== TEXT SEGMENT ==
++++++++
[Numpy-discussion] Inconsistent results for the covariance matrix between scipy.optimize.curve_fit and numpy.polyfit

Tue May 29 09:14:29 EDT 2018

Hi,

I hope this is the appropriate place to ask something like
this, otherwise please let me know (or feel free to ignore
this). Also I hope that I do not misunderstood something or
did some silly mistake. If so, please let me know as well!

TLDR:
When scaling the covariance matrix based on the residuals,
scipy.optimize.curve_fit uses a factor of chisq(popt)/(M-N)
(with M=number of point, N=number of parameters) and
numpy.polyfit uses chisq(popt)/(M-N-2). I am wondering which
is correct.

I am somewhat confused about different results I am getting
for the covariance matrix of a simple linear fit, when
comparing `scipy.optimize.curve_fit` and `numpy.polyfit`. I
am aware, that `curve_fit` solves the more general non-linear
problem numerically, while `polyfit` finds an analytical
solution to the linear problem. However, both converge to the
same solution, so I suspect that this difference is not
important here. The difference, I am curious about is not in
the returned parameters but in the estimate of the
corresponding covariance matrix. As I understand, there are
two different ways to estimate it, based either on the
absolute values of the provided uncertainties or by
interpreting those only as weights and then scaling the
matrix to produce an appropriate reduced chisq. To that end,
curve_fit has the parameter:
https://docs.scipy.org/doc/scipy/reference/generated/scipy.optimize.cur
ve_fit.html:
"absolute_sigma : bool, optional
If True, sigma is used in an absolute sense and the
estimated parameter covariance pcov reflects these absolute
values.
If False, only the relative magnitudes of the sigma values
matter. The returned parameter covariance matrix pcov is
based on scaling sigma by a constant factor. This constant
is set by demanding that the reduced chisq for the optimal
parameters popt when using the scaled sigma equals unity. In
other words, sigma is scaled to match the sample variance of
the residuals after the fit. Mathematically,
pcov(absolute_sigma=False) = pcov(absolute_sigma=True) *
chisq(popt)/(M-N)"
https://docs.scipy.org/doc/numpy/reference/generated/numpy.polyfit.html
on the other hand, does not say anything about how the
covariance matrix is estimated. To my understanding, its
default should correspond to `absolute_sigma=False` for
`curve_fit`. As `polyfit` has a weight parameter instead of
an uncertainty parameter, I guess the difference in default
behavior is not that surprising.
However, even when specifying `absolute_sigma=False`,
`curve_fit` and `polyfit` produce different covariance
matrices as the applied scaling factors are
chisq(popt)/(M-N-2) for `polyfit`
(https://github.com/numpy/numpy/blob/6a58e25703cbecb6786faa09a04ae2ec82
21348b/numpy/lib/polynomial.py#L598-L605)
++++++++
== INFORMATION PROVIDED ==
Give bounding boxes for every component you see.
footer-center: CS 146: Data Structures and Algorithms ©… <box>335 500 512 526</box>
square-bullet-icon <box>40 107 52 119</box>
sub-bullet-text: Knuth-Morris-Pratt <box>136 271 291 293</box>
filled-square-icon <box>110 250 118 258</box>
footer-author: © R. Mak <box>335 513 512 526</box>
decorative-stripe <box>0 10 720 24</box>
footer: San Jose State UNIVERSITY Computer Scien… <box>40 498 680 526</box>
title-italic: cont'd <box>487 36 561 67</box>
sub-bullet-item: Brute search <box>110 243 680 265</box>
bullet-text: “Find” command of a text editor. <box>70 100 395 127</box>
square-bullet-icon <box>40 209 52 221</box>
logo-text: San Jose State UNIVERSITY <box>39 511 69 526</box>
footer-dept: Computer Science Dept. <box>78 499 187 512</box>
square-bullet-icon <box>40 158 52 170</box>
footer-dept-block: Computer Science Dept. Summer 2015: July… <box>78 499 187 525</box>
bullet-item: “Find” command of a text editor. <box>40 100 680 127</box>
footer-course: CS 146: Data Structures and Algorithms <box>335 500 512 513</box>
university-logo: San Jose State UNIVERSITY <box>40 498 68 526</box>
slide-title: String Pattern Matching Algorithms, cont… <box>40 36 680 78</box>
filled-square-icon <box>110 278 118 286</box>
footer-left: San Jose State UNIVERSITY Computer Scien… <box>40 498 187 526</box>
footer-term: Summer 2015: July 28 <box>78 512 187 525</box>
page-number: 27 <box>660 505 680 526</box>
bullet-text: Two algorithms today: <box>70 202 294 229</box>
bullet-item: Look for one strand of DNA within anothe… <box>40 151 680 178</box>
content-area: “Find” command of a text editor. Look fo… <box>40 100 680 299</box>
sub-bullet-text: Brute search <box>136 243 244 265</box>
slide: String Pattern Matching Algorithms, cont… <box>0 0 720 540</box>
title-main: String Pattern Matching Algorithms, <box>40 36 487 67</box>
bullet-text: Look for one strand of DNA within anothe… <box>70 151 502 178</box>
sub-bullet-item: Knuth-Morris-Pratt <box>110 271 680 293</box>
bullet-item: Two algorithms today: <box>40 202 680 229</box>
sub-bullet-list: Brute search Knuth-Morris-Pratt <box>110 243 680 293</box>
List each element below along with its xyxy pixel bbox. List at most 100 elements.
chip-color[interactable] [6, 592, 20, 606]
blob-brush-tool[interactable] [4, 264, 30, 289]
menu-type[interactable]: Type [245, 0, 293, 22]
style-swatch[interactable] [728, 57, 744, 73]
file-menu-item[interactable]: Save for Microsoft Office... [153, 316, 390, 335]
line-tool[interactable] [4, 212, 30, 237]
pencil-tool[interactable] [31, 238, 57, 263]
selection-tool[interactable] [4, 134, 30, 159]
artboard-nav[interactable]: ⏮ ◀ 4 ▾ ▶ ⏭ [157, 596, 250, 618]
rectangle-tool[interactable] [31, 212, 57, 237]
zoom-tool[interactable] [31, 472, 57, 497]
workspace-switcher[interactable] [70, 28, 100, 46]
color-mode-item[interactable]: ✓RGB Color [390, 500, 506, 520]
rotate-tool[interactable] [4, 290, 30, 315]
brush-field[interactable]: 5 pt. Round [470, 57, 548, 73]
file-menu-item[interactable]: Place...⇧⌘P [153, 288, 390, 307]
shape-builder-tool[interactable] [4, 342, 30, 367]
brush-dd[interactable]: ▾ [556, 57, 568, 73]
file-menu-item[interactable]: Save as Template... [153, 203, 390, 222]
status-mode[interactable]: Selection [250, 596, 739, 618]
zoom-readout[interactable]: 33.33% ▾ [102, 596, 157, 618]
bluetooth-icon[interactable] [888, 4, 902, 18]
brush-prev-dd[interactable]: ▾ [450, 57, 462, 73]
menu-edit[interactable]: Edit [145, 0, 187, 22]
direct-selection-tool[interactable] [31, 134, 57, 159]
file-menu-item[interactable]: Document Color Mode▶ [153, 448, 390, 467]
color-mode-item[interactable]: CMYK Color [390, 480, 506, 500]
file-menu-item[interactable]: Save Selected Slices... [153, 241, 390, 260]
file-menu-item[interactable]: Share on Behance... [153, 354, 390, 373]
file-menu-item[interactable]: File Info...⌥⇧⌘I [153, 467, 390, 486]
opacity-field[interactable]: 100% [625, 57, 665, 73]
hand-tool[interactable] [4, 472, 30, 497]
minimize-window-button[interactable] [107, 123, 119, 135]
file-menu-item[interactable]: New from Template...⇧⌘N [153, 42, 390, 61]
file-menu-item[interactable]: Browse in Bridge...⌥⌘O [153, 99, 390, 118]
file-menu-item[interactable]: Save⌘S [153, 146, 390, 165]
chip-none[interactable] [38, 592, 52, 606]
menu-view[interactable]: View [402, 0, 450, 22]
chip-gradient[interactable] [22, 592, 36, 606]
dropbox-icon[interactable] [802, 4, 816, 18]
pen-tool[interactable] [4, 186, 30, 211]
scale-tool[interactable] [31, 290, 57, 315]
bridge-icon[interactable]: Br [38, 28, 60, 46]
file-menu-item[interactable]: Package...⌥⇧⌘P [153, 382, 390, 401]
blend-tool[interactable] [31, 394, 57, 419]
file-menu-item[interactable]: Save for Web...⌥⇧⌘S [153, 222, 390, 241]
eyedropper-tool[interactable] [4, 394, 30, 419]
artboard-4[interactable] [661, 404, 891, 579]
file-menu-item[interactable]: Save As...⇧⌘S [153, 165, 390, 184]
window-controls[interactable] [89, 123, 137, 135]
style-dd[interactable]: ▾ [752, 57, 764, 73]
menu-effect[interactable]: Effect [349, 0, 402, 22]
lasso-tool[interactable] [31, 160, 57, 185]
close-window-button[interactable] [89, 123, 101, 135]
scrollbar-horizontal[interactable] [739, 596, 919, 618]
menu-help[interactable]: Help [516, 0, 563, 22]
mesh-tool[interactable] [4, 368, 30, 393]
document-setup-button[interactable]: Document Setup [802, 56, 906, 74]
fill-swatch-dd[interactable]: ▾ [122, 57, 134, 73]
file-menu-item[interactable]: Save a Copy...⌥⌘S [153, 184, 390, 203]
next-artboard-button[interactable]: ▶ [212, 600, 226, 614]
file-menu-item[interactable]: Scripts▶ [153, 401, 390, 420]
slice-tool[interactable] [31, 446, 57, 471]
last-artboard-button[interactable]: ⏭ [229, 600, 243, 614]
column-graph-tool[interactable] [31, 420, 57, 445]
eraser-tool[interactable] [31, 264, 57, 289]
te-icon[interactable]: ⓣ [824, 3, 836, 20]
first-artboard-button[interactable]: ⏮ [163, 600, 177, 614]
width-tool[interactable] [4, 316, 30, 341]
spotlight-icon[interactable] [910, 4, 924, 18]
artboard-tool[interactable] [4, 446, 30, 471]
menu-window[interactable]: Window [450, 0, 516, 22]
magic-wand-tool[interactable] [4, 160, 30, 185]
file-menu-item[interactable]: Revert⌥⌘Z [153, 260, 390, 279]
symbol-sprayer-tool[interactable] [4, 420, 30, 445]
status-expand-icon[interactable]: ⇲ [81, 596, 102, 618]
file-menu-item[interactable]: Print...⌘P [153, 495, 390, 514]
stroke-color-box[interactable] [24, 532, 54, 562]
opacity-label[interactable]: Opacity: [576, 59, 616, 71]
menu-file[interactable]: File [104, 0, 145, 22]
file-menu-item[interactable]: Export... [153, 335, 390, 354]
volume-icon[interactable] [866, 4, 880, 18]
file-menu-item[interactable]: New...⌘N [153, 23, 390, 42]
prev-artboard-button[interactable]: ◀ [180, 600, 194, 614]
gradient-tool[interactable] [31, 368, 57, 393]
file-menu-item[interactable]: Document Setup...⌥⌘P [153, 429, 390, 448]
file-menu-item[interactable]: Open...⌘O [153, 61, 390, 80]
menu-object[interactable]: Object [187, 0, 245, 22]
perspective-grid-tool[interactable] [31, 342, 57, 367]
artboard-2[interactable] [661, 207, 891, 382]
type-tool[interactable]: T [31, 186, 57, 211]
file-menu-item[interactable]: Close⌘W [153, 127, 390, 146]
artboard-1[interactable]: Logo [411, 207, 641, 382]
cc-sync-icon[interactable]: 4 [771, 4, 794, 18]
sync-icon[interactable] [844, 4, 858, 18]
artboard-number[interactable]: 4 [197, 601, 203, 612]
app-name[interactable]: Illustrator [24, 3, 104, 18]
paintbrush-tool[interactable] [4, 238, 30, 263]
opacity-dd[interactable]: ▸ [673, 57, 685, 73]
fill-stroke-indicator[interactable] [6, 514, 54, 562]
++++++++
== WRITTEN PROBLEM A ==
Reproduce the part of the covariance post that begins at the words "I hope this" and stops after the words "factor of chisq(popt)/(M-N)".
== WRITTEN PROBLEM B ==
Answer these questions from the covariance post, one line each:
(i) What scaling factor does scipy.optimize.curve_fit use for the covariance matrix?
(ii) Which of the two methods finds an analytical solution to the linear problem?
(iii) What kind of parameter does polyfit have instead of an uncertainty parameter?
== WRITTEN PROBLEM C ==
For each statement, say yes or no as to whether it agrees with the covariance post, and quote the words of the post that decide it:
(i) The author is curious about a difference in the returned parameters.
(ii) The polyfit documentation does not explain how the covariance matrix is estimated.
(iii) With absolute_sigma=False, curve_fit and polyfit give the same covariance matrices.
The listing comes from a separate source.

== REPLY A ==
I hope this is the appropriate place to ask something like
this, otherwise please let me know (or feel free to ignore
this). Also I hope that I do not misunderstood something or
did some silly mistake. If so, please let me know as well!

TLDR:
When scaling the covariance matrix based on the residuals,
scipy.optimize.curve_fit uses a factor of chisq(popt)/(M-N)

== REPLY B ==
(i) chisq(popt)/(M-N)
(ii) numpy.polyfit
(iii) A weight parameter

== REPLY C ==
(i) No: "The difference, I am curious about is not in the returned parameters but in the estimate of the corresponding covariance matrix."
(ii) Yes: "does not say anything about how the covariance matrix is estimated"
(iii) No: "`curve_fit` and `polyfit` produce different covariance matrices"